WHAT THE TASK ASKS> Output all the entries word for word. Omit the pictures.

+ + +

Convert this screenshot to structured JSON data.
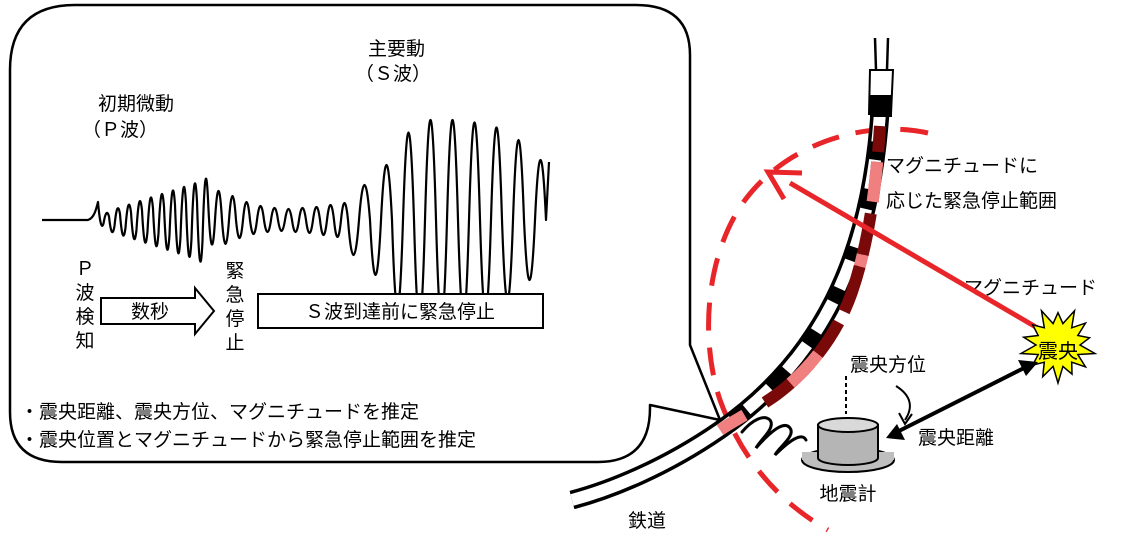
{
  "colors": {
    "accent_red": "#e8262a",
    "rail_dark": "#000000",
    "rail_maroon": "#7a0a0a",
    "rail_pink": "#f08080",
    "seismometer_gray": "#b5b5b5",
    "epicenter_yellow": "#ffff00"
  },
  "wave_panel": {
    "p_wave_title_line1": "初期微動",
    "p_wave_title_line2": "（Ｐ波）",
    "s_wave_title_line1": "主要動",
    "s_wave_title_line2": "（Ｓ波）",
    "p_detect_chars": [
      "Ｐ",
      "波",
      "検",
      "知"
    ],
    "seconds_label": "数秒",
    "emergency_chars": [
      "緊",
      "急",
      "停",
      "止"
    ],
    "s_wave_box_label": "Ｓ波到達前に緊急停止",
    "bullets": [
      "・震央距離、震央方位、マグニチュードを推定",
      "・震央位置とマグニチュードから緊急停止範囲を推定"
    ]
  },
  "map": {
    "stop_range_line1": "マグニチュードに",
    "stop_range_line2": "応じた緊急停止範囲",
    "magnitude_label": "マグニチュード",
    "epicenter_label": "震央",
    "epicenter_direction_label": "震央方位",
    "epicenter_distance_label": "震央距離",
    "seismometer_label": "地震計",
    "railway_label": "鉄道"
  }
}
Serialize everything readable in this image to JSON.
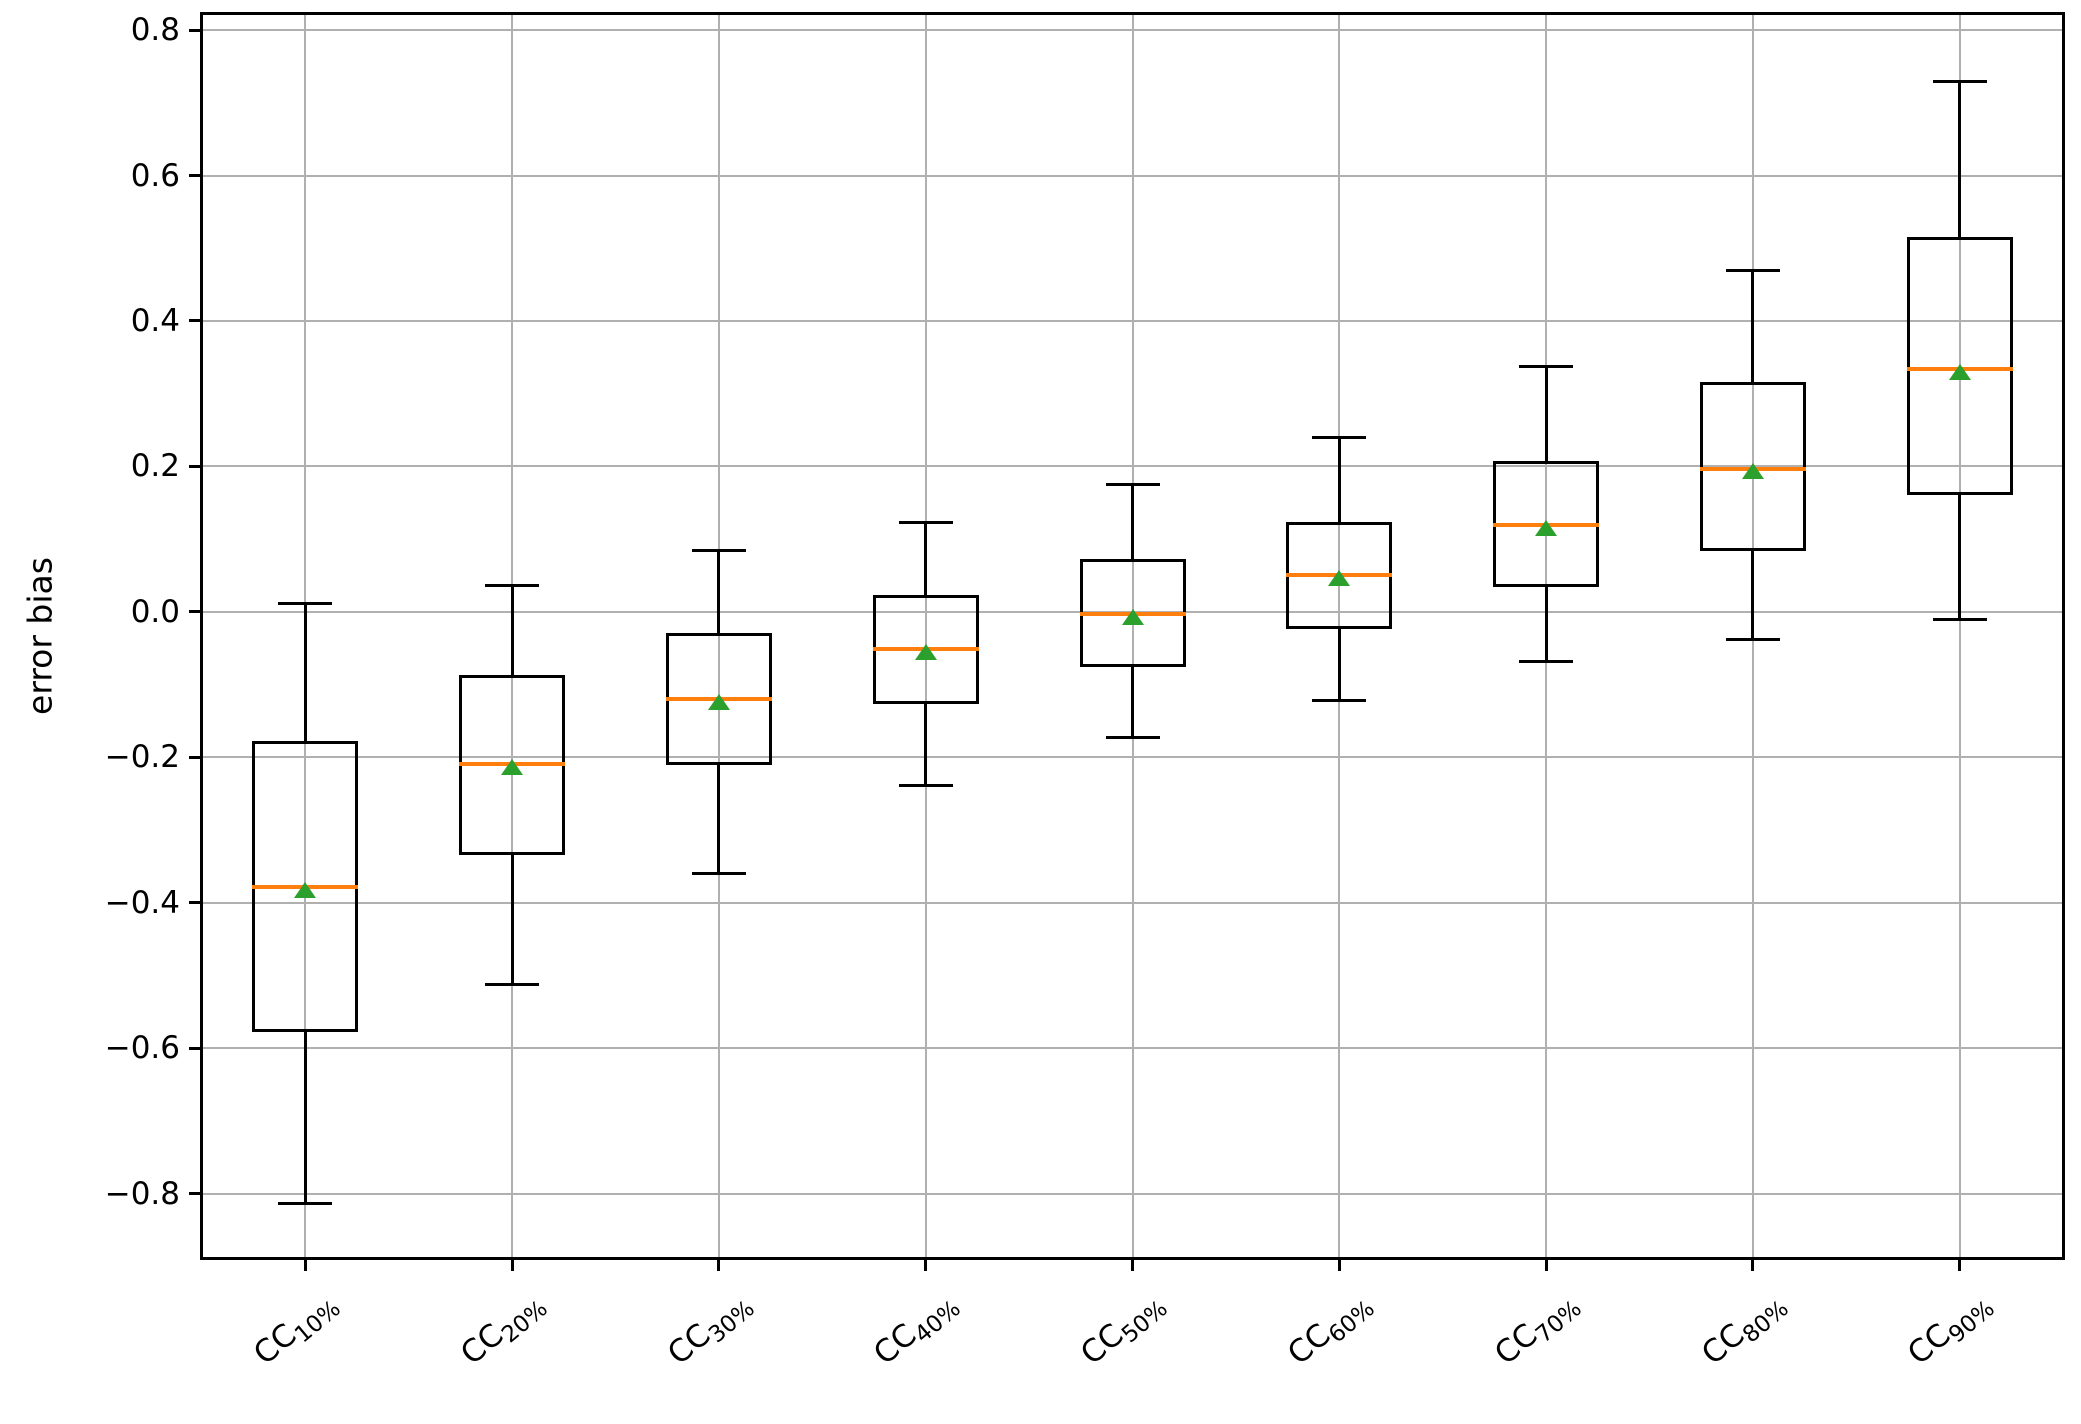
{
  "chart_data": {
    "type": "box",
    "title": "",
    "xlabel": "",
    "ylabel": "error bias",
    "ylim": [
      -0.888,
      0.822
    ],
    "grid": true,
    "ytick_values": [
      0.8,
      0.6,
      0.4,
      0.2,
      0.0,
      -0.2,
      -0.4,
      -0.6,
      -0.8
    ],
    "ytick_labels": [
      "0.8",
      "0.6",
      "0.4",
      "0.2",
      "0.0",
      "−0.2",
      "−0.4",
      "−0.6",
      "−0.8"
    ],
    "categories": [
      {
        "base": "CC",
        "sub": "10%"
      },
      {
        "base": "CC",
        "sub": "20%"
      },
      {
        "base": "CC",
        "sub": "30%"
      },
      {
        "base": "CC",
        "sub": "40%"
      },
      {
        "base": "CC",
        "sub": "50%"
      },
      {
        "base": "CC",
        "sub": "60%"
      },
      {
        "base": "CC",
        "sub": "70%"
      },
      {
        "base": "CC",
        "sub": "80%"
      },
      {
        "base": "CC",
        "sub": "90%"
      }
    ],
    "boxes": [
      {
        "label": "CC_10%",
        "whislo": -0.813,
        "q1": -0.577,
        "med": -0.378,
        "q3": -0.178,
        "whishi": 0.011,
        "mean": -0.382
      },
      {
        "label": "CC_20%",
        "whislo": -0.512,
        "q1": -0.334,
        "med": -0.209,
        "q3": -0.087,
        "whishi": 0.037,
        "mean": -0.213
      },
      {
        "label": "CC_30%",
        "whislo": -0.36,
        "q1": -0.211,
        "med": -0.12,
        "q3": -0.029,
        "whishi": 0.085,
        "mean": -0.124
      },
      {
        "label": "CC_40%",
        "whislo": -0.238,
        "q1": -0.126,
        "med": -0.051,
        "q3": 0.024,
        "whishi": 0.123,
        "mean": -0.055
      },
      {
        "label": "CC_50%",
        "whislo": -0.172,
        "q1": -0.075,
        "med": -0.003,
        "q3": 0.073,
        "whishi": 0.175,
        "mean": -0.007
      },
      {
        "label": "CC_60%",
        "whislo": -0.121,
        "q1": -0.023,
        "med": 0.051,
        "q3": 0.124,
        "whishi": 0.24,
        "mean": 0.047
      },
      {
        "label": "CC_70%",
        "whislo": -0.068,
        "q1": 0.034,
        "med": 0.119,
        "q3": 0.207,
        "whishi": 0.337,
        "mean": 0.115
      },
      {
        "label": "CC_80%",
        "whislo": -0.038,
        "q1": 0.084,
        "med": 0.197,
        "q3": 0.316,
        "whishi": 0.469,
        "mean": 0.194
      },
      {
        "label": "CC_90%",
        "whislo": -0.01,
        "q1": 0.161,
        "med": 0.334,
        "q3": 0.515,
        "whishi": 0.729,
        "mean": 0.33
      }
    ]
  },
  "colors": {
    "median": "#ff7f0e",
    "mean": "#2ca02c",
    "line": "#000000",
    "grid": "#b0b0b0",
    "background": "#ffffff"
  }
}
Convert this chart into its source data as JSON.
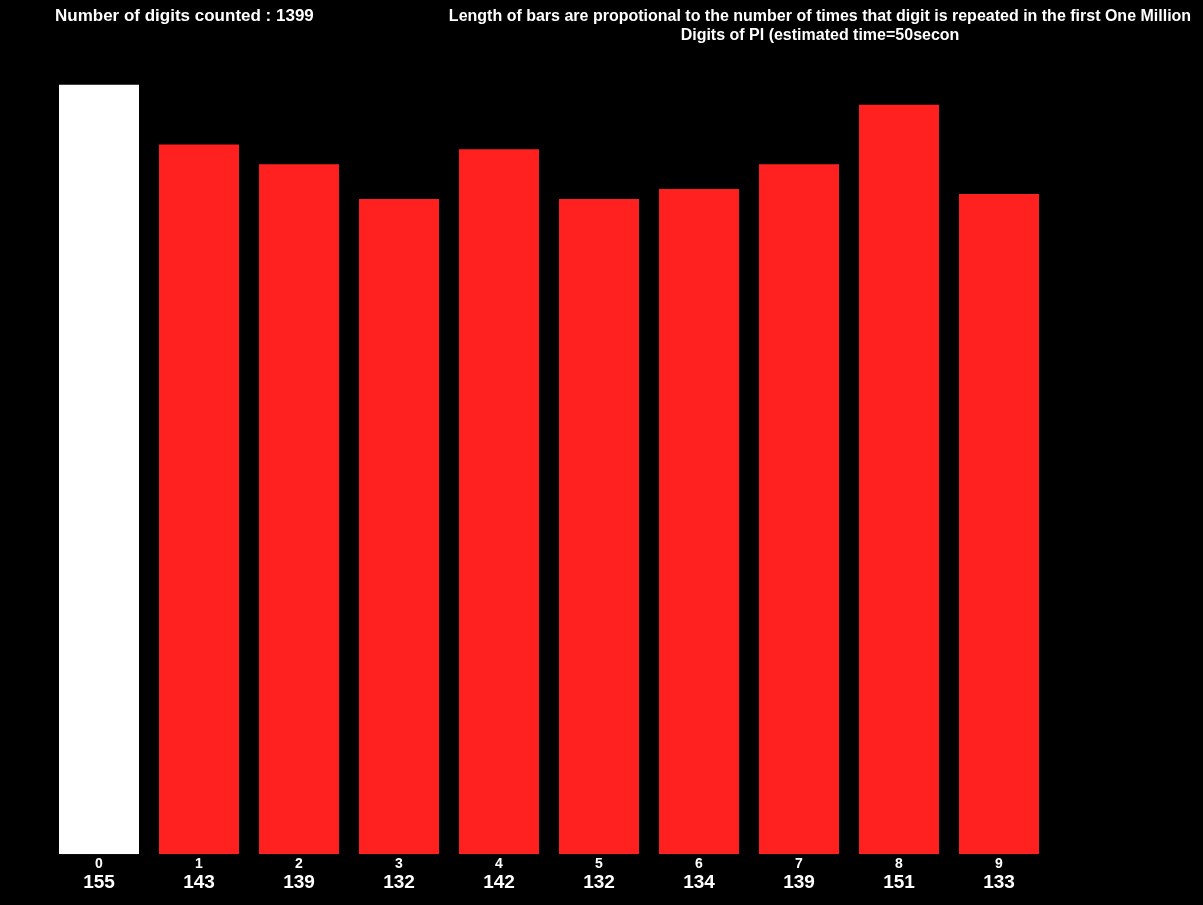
{
  "chart_data": {
    "type": "bar",
    "title": "Number of digits counted : 1399",
    "subtitle": "Length of bars are propotional to the number of times that digit is repeated in the first One Million Digits of PI (estimated time=50secon",
    "categories": [
      "0",
      "1",
      "2",
      "3",
      "4",
      "5",
      "6",
      "7",
      "8",
      "9"
    ],
    "values": [
      155,
      143,
      139,
      132,
      142,
      132,
      134,
      139,
      151,
      133
    ],
    "colors": [
      "#ffffff",
      "#ff2020",
      "#ff2020",
      "#ff2020",
      "#ff2020",
      "#ff2020",
      "#ff2020",
      "#ff2020",
      "#ff2020",
      "#ff2020"
    ],
    "data_labels": true,
    "legend": false
  }
}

+ + +

TASK ANSWER>
Convert this screenshot to structured JSON data.
{
  "colors": {
    "accent_red": "#e8262a",
    "rail_dark": "#000000",
    "rail_maroon": "#7a0a0a",
    "rail_pink": "#f08080",
    "seismometer_gray": "#b5b5b5",
    "epicenter_yellow": "#ffff00"
  },
  "wave_panel": {
    "p_wave_title_line1": "初期微動",
    "p_wave_title_line2": "（Ｐ波）",
    "s_wave_title_line1": "主要動",
    "s_wave_title_line2": "（Ｓ波）",
    "p_detect_chars": [
      "Ｐ",
      "波",
      "検",
      "知"
    ],
    "seconds_label": "数秒",
    "emergency_chars": [
      "緊",
      "急",
      "停",
      "止"
    ],
    "s_wave_box_label": "Ｓ波到達前に緊急停止",
    "bullets": [
      "・震央距離、震央方位、マグニチュードを推定",
      "・震央位置とマグニチュードから緊急停止範囲を推定"
    ]
  },
  "map": {
    "stop_range_line1": "マグニチュードに",
    "stop_range_line2": "応じた緊急停止範囲",
    "magnitude_label": "マグニチュード",
    "epicenter_label": "震央",
    "epicenter_direction_label": "震央方位",
    "epicenter_distance_label": "震央距離",
    "seismometer_label": "地震計",
    "railway_label": "鉄道"
  }
}
Serialize everything readable in this image to JSON.
{
  "chart_data": {
    "type": "box",
    "title": "",
    "xlabel": "",
    "ylabel": "error bias",
    "ylim": [
      -0.888,
      0.822
    ],
    "grid": true,
    "ytick_values": [
      0.8,
      0.6,
      0.4,
      0.2,
      0.0,
      -0.2,
      -0.4,
      -0.6,
      -0.8
    ],
    "ytick_labels": [
      "0.8",
      "0.6",
      "0.4",
      "0.2",
      "0.0",
      "−0.2",
      "−0.4",
      "−0.6",
      "−0.8"
    ],
    "categories": [
      {
        "base": "CC",
        "sub": "10%"
      },
      {
        "base": "CC",
        "sub": "20%"
      },
      {
        "base": "CC",
        "sub": "30%"
      },
      {
        "base": "CC",
        "sub": "40%"
      },
      {
        "base": "CC",
        "sub": "50%"
      },
      {
        "base": "CC",
        "sub": "60%"
      },
      {
        "base": "CC",
        "sub": "70%"
      },
      {
        "base": "CC",
        "sub": "80%"
      },
      {
        "base": "CC",
        "sub": "90%"
      }
    ],
    "boxes": [
      {
        "label": "CC_10%",
        "whislo": -0.813,
        "q1": -0.577,
        "med": -0.378,
        "q3": -0.178,
        "whishi": 0.011,
        "mean": -0.382
      },
      {
        "label": "CC_20%",
        "whislo": -0.512,
        "q1": -0.334,
        "med": -0.209,
        "q3": -0.087,
        "whishi": 0.037,
        "mean": -0.213
      },
      {
        "label": "CC_30%",
        "whislo": -0.36,
        "q1": -0.211,
        "med": -0.12,
        "q3": -0.029,
        "whishi": 0.085,
        "mean": -0.124
      },
      {
        "label": "CC_40%",
        "whislo": -0.238,
        "q1": -0.126,
        "med": -0.051,
        "q3": 0.024,
        "whishi": 0.123,
        "mean": -0.055
      },
      {
        "label": "CC_50%",
        "whislo": -0.172,
        "q1": -0.075,
        "med": -0.003,
        "q3": 0.073,
        "whishi": 0.175,
        "mean": -0.007
      },
      {
        "label": "CC_60%",
        "whislo": -0.121,
        "q1": -0.023,
        "med": 0.051,
        "q3": 0.124,
        "whishi": 0.24,
        "mean": 0.047
      },
      {
        "label": "CC_70%",
        "whislo": -0.068,
        "q1": 0.034,
        "med": 0.119,
        "q3": 0.207,
        "whishi": 0.337,
        "mean": 0.115
      },
      {
        "label": "CC_80%",
        "whislo": -0.038,
        "q1": 0.084,
        "med": 0.197,
        "q3": 0.316,
        "whishi": 0.469,
        "mean": 0.194
      },
      {
        "label": "CC_90%",
        "whislo": -0.01,
        "q1": 0.161,
        "med": 0.334,
        "q3": 0.515,
        "whishi": 0.729,
        "mean": 0.33
      }
    ]
  },
  "colors": {
    "median": "#ff7f0e",
    "mean": "#2ca02c",
    "line": "#000000",
    "grid": "#b0b0b0",
    "background": "#ffffff"
  }
}
Convert this chart into its source data as JSON.
{
  "chart_data": {
    "type": "bar",
    "title": "Number of digits counted : 1399",
    "subtitle": "Length of bars are propotional to the number of times that digit is repeated in the first One Million Digits of PI (estimated time=50secon",
    "categories": [
      "0",
      "1",
      "2",
      "3",
      "4",
      "5",
      "6",
      "7",
      "8",
      "9"
    ],
    "values": [
      155,
      143,
      139,
      132,
      142,
      132,
      134,
      139,
      151,
      133
    ],
    "colors": [
      "#ffffff",
      "#ff2020",
      "#ff2020",
      "#ff2020",
      "#ff2020",
      "#ff2020",
      "#ff2020",
      "#ff2020",
      "#ff2020",
      "#ff2020"
    ],
    "data_labels": true,
    "legend": false
  }
}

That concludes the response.